### Objective:
Tally the lines in the listing below that include "this". Answer with the count and nothing more.

━━━ Available records

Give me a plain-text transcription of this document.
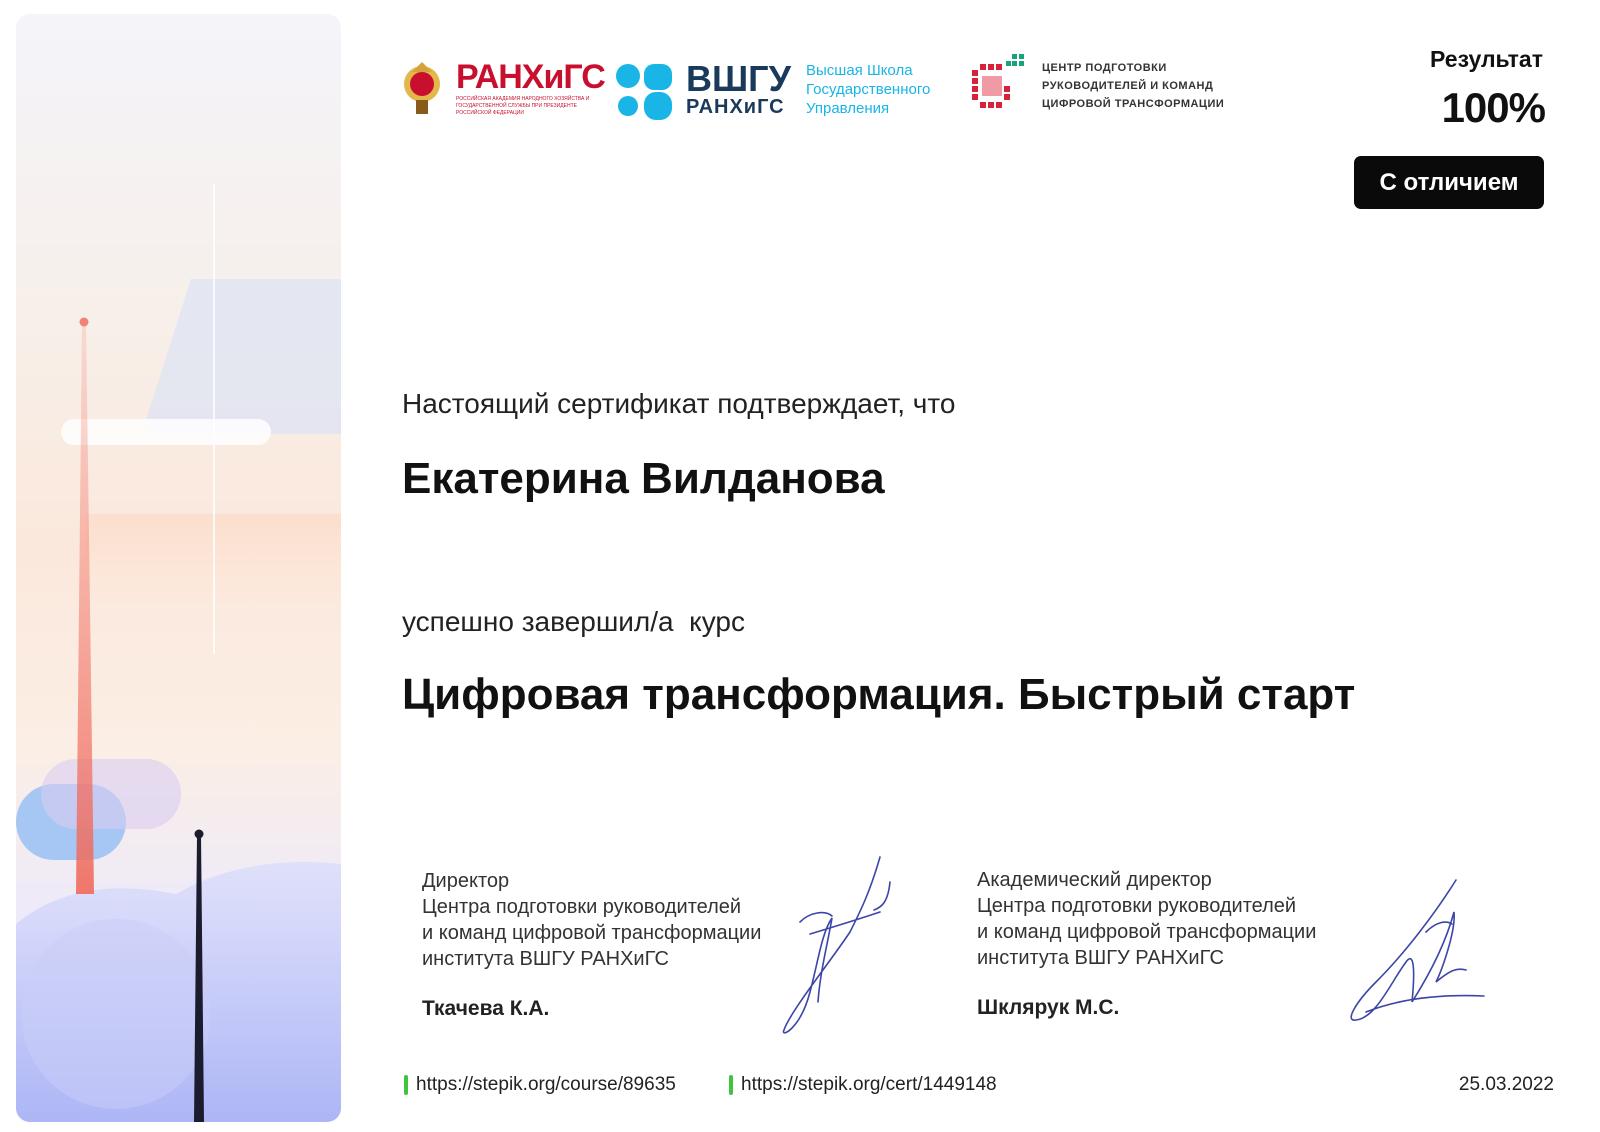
РАНХиГС
РОССИЙСКАЯ АКАДЕМИЯ НАРОДНОГО ХОЗЯЙСТВА И ГОСУДАРСТВЕННОЙ СЛУЖБЫ ПРИ ПРЕЗИДЕНТЕ РОССИЙСКОЙ ФЕДЕРАЦИИ
ВШГУ
РАНХиГС
Высшая Школа
Государственного
Управления
ЦЕНТР ПОДГОТОВКИ
РУКОВОДИТЕЛЕЙ И КОМАНД
ЦИФРОВОЙ ТРАНСФОРМАЦИИ
Результат
100%
С отличием
Настоящий сертификат подтверждает, что
Екатерина Вилданова
успешно завершил/а  курс
Цифровая трансформация. Быстрый старт
Директор
Центра подготовки руководителей
и команд цифровой трансформации
института ВШГУ РАНХиГС
Ткачева К.А.
Академический директор
Центра подготовки руководителей
и команд цифровой трансформации
института ВШГУ РАНХиГС
Шклярук М.С.
https://stepik.org/course/89635	https://stepik.org/cert/1449148	25.03.2022
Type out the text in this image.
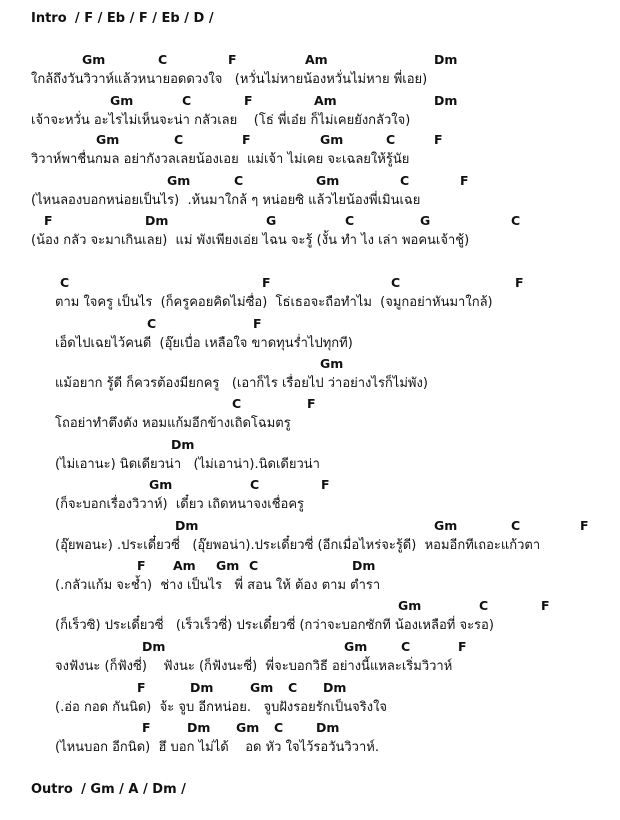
Intro / F / Eb / F / Eb / D /
Gm	C	F	Am	Dm
ใกล้ถึงวันวิวาห์แล้วหนายอดดวงใจ   (หวั่นไม่หายน้องหวั่นไม่หาย พี่เอย)
Gm	C	F	Am	Dm
เจ้าจะหวั่น อะไรไม่เห็นจะน่า กลัวเลย    (โธ่ พี่เอ๋ย ก็ไม่เคยยังกลัวใจ)
Gm	C	F	Gm	C	F
วิวาห์พาชื่นกมล อย่ากังวลเลยน้องเอย  แม่เจ้า ไม่เคย จะเฉลยให้รู้นัย
Gm	C	Gm	C	F
(ไหนลองบอกหน่อยเป็นไร)  .ห้นมาใกล้ ๆ หน่อยซิ แล้วไยน้องพี่เมินเฉย
F	Dm	G	C	G	C
(น้อง กลัว จะมาเกินเลย)  แม่ พังเพียงเอ่ย ไฉน จะรู้ (งั้น ทำ ไง เล่า พอคนเจ้าชู้)
C	F	C	F
ตาม ใจครู เป็นไร  (ก็ครูคอยคิดไม่ซื่อ)  โธ่เธอจะถือทำไม  (จมูกอย่าหันมาใกล้)
C	F
เอ็ดไปเฉยไว้คนดี  (อุ๊ยเบื่อ เหลือใจ ขาดทุนร่ำไปทุกที)
Gm
แม้อยาก รู้ดี ก็ควรต้องมียกครู   (เอาก็ไร เรื่อยไป ว่าอย่างไรก็ไม่พัง)
C	F
โถอย่าทำตึงตัง หอมแก้มอีกข้างเถิดโฉมตรู
Dm
(ไม่เอานะ) นิดเดียวน่า   (ไม่เอาน่า).นิดเดียวน่า
Gm	C	F
(ก็จะบอกเรื่องวิวาห์)  เดี๋ยว เถิดหนาจงเชื่อครู
Dm	Gm	C	F
(อุ๊ยพอนะ) .ประเดี๋ยวซี่   (อุ๊ยพอน่า).ประเดี๋ยวซี่ (อีกเมื่อไหร่จะรู้ดี)  หอมอีกทีเถอะแก้วตา
F Am Gm C	Dm
(.กลัวแก้ม จะช้ำ)  ช่าง เป็นไร   พี่ สอน ให้ ต้อง ตาม ตำรา
Gm	C	F
(ก็เร็วซิ) ประเดี๋ยวซี่   (เร็วเร็วซี่) ประเดี๋ยวซี่ (กว่าจะบอกซักที น้องเหลือที่ จะรอ)
Dm	Gm	C	F
จงฟังนะ (ก็ฟังซี่)    ฟังนะ (ก็ฟังนะซี่)  พี่จะบอกวิธี อย่างนี้แหละเริ่มวิวาห์
F	Dm	Gm C Dm
(.อ่อ กอด กันนิด)  จ้ะ จูบ อีกหน่อย.   จูบฝังรอยรักเป็นจริงใจ
F	Dm Gm C	Dm
(ไหนบอก อีกนิด)  ฮึ บอก ไม่ได้    อด หัว ใจไว้รอวันวิวาห์.
Outro / Gm / A / Dm /
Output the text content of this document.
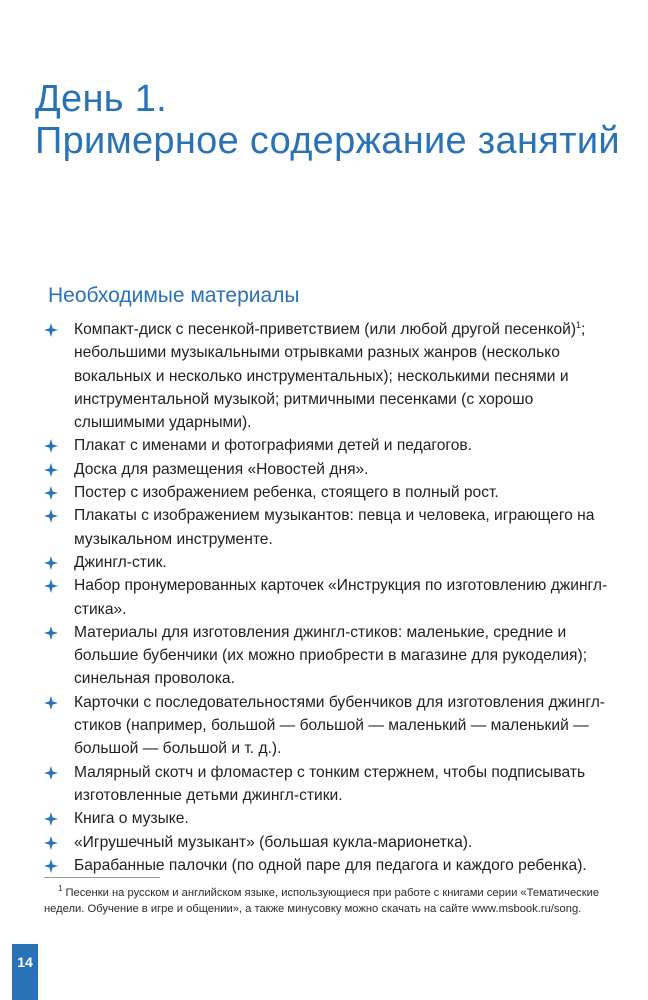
День 1.
Примерное содержание занятий
Необходимые материалы
Компакт-диск с песенкой-приветствием (или любой другой песенкой)$^1$; небольшими музыкальными отрывками разных жанров (несколько вокальных и несколько инструментальных); несколькими песнями и инструментальной музыкой; ритмичными песенками (с хорошо слышимыми ударными).
Плакат с именами и фотографиями детей и педагогов.
Доска для размещения «Новостей дня».
Постер с изображением ребенка, стоящего в полный рост.
Плакаты с изображением музыкантов: певца и человека, играющего на музыкальном инструменте.
Джингл-стик.
Набор пронумерованных карточек «Инструкция по изготовлению джингл-стика».
Материалы для изготовления джингл-стиков: маленькие, средние и большие бубенчики (их можно приобрести в магазине для рукоделия); синельная проволока.
Карточки с последовательностями бубенчиков для изготовления джингл-стиков (например, большой — большой — маленький — маленький — большой — большой и т. д.).
Малярный скотч и фломастер с тонким стержнем, чтобы подписывать изготовленные детьми джингл-стики.
Книга о музыке.
«Игрушечный музыкант» (большая кукла-марионетка).
Барабанные палочки (по одной паре для педагога и каждого ребенка).

$^1$ Песенки на русском и английском языке, использующиеся при работе с книгами серии «Тематические недели. Обучение в игре и общении», а также минусовку можно скачать на сайте www.msbook.ru/song.

14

━━━━━━

### Solution to the problem:
3